▶ **WHAT IS BEING ASKED**:
Copy out every line exactly as given.

▶ **STORED RECORDS**:
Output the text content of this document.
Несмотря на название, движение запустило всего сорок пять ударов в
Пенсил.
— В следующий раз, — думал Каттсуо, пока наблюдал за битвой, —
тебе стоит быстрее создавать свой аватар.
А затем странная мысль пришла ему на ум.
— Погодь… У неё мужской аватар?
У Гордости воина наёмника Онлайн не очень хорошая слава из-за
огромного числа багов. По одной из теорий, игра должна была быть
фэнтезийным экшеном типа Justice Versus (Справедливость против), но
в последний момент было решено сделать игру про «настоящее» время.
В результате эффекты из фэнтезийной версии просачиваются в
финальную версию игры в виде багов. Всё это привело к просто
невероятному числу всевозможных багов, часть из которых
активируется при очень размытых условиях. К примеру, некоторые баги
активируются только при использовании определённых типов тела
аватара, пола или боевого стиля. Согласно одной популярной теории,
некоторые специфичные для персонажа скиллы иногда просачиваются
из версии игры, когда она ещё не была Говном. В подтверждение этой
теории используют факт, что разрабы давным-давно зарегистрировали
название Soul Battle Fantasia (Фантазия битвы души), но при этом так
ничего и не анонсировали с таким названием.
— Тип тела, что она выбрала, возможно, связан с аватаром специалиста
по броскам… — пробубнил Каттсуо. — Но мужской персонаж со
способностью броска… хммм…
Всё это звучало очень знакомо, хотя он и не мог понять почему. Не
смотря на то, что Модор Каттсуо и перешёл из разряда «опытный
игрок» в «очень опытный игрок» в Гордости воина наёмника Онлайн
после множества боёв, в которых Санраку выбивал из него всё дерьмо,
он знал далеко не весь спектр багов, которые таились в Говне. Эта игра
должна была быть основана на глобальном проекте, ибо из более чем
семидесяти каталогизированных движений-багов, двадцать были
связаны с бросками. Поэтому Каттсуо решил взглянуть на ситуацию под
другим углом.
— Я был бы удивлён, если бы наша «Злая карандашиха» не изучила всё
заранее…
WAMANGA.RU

▶ **COMPLETED EXERCISE**:
Output the text content of this document.
Несмотря на название, движение запустило всего сорок пять ударов в
Пенсил.
— В следующий раз, — думал Каттсуо, пока наблюдал за битвой, —
тебе стоит быстрее создавать свой аватар.
А затем странная мысль пришла ему на ум.
— Погодь… У неё мужской аватар?
У Гордости воина наёмника Онлайн не очень хорошая слава из-за
огромного числа багов. По одной из теорий, игра должна была быть
фэнтезийным экшеном типа Justice Versus (Справедливость против), но
в последний момент было решено сделать игру про «настоящее» время.
В результате эффекты из фэнтезийной версии просачиваются в
финальную версию игры в виде багов. Всё это привело к просто
невероятному числу всевозможных багов, часть из которых
активируется при очень размытых условиях. К примеру, некоторые баги
активируются только при использовании определённых типов тела
аватара, пола или боевого стиля. Согласно одной популярной теории,
некоторые специфичные для персонажа скиллы иногда просачиваются
из версии игры, когда она ещё не была Говном. В подтверждение этой
теории используют факт, что разрабы давным-давно зарегистрировали
название Soul Battle Fantasia (Фантазия битвы души), но при этом так
ничего и не анонсировали с таким названием.
— Тип тела, что она выбрала, возможно, связан с аватаром специалиста
по броскам… — пробубнил Каттсуо. — Но мужской персонаж со
способностью броска… хммм…
Всё это звучало очень знакомо, хотя он и не мог понять почему. Не
смотря на то, что Модор Каттсуо и перешёл из разряда «опытный
игрок» в «очень опытный игрок» в Гордости воина наёмника Онлайн
после множества боёв, в которых Санраку выбивал из него всё дерьмо,
он знал далеко не весь спектр багов, которые таились в Говне. Эта игра
должна была быть основана на глобальном проекте, ибо из более чем
семидесяти каталогизированных движений-багов, двадцать были
связаны с бросками. Поэтому Каттсуо решил взглянуть на ситуацию под
другим углом.
— Я был бы удивлён, если бы наша «Злая карандашиха» не изучила всё
заранее…
WAMANGA.RU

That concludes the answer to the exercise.